What to do: Count how many lines hold the string "подраздел". Answer with that number and nothing more.

Input:
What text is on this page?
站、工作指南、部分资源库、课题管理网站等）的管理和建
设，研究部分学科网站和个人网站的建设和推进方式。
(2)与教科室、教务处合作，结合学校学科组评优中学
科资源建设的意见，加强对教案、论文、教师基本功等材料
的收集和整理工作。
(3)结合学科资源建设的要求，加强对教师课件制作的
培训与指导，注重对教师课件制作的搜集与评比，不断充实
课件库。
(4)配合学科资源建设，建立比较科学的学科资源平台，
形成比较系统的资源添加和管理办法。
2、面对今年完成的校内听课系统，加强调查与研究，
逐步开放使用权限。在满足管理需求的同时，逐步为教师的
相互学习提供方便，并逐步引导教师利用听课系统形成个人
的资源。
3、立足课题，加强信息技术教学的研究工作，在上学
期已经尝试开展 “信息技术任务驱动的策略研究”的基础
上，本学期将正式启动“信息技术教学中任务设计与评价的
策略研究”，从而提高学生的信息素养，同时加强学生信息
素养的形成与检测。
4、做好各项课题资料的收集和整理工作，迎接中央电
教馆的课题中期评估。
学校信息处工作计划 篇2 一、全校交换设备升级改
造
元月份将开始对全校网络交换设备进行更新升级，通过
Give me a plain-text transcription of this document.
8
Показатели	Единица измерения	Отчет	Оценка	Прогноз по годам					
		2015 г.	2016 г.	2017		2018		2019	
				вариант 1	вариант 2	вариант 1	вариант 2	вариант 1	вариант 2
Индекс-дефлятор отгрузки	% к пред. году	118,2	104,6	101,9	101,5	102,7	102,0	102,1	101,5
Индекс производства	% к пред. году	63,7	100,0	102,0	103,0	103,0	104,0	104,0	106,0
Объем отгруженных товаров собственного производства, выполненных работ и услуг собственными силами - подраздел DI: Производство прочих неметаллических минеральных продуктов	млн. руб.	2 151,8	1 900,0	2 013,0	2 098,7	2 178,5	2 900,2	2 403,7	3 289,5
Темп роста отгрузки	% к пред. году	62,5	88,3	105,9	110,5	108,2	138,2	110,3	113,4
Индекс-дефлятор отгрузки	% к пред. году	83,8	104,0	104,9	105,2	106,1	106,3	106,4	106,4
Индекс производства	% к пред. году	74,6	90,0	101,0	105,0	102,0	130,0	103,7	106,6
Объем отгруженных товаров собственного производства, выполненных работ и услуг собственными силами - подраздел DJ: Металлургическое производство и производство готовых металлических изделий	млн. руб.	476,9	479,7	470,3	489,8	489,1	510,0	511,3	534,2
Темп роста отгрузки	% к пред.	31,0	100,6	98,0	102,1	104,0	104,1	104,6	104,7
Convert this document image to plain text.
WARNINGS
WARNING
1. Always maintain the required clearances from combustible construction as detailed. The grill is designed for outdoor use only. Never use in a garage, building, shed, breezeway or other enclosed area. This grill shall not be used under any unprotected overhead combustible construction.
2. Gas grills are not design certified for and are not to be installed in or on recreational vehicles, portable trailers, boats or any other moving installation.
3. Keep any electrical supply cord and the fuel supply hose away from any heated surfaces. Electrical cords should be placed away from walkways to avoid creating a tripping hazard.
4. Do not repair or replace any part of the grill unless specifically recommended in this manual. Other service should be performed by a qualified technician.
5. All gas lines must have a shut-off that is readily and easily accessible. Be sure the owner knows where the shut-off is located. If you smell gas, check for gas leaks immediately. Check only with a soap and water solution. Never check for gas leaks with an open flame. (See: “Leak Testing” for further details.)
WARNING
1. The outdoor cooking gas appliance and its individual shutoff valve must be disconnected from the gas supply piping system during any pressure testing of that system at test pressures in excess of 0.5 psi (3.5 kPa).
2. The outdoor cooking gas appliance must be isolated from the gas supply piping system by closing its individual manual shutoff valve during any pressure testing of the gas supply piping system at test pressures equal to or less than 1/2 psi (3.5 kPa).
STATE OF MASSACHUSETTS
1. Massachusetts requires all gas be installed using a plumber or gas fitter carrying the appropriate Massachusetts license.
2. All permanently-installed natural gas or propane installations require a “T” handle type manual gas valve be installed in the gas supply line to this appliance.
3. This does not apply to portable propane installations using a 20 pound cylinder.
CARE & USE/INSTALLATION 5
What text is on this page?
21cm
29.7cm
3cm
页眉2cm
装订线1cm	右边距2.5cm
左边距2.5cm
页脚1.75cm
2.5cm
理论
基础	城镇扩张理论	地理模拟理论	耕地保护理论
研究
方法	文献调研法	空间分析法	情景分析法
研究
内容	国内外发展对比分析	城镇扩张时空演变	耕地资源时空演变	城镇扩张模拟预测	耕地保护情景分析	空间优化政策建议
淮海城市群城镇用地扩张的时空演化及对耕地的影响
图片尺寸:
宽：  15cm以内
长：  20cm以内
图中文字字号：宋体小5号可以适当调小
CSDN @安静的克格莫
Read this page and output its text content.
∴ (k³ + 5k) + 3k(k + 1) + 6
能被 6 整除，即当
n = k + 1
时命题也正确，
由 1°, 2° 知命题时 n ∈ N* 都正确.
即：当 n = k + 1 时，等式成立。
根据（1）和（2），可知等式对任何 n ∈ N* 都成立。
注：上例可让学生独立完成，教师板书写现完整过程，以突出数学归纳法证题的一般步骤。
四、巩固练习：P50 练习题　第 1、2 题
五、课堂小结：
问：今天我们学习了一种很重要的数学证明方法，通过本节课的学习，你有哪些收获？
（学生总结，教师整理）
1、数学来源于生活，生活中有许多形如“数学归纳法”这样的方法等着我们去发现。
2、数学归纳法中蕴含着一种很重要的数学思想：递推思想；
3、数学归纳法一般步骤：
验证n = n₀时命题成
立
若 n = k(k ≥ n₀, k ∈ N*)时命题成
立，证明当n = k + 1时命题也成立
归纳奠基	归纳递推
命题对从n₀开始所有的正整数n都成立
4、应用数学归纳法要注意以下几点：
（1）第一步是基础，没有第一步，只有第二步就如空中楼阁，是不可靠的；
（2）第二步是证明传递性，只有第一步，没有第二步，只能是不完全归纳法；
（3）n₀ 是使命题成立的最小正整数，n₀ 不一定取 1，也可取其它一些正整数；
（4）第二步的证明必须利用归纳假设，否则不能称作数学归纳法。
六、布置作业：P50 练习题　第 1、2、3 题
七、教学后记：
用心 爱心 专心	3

Solved problem: 2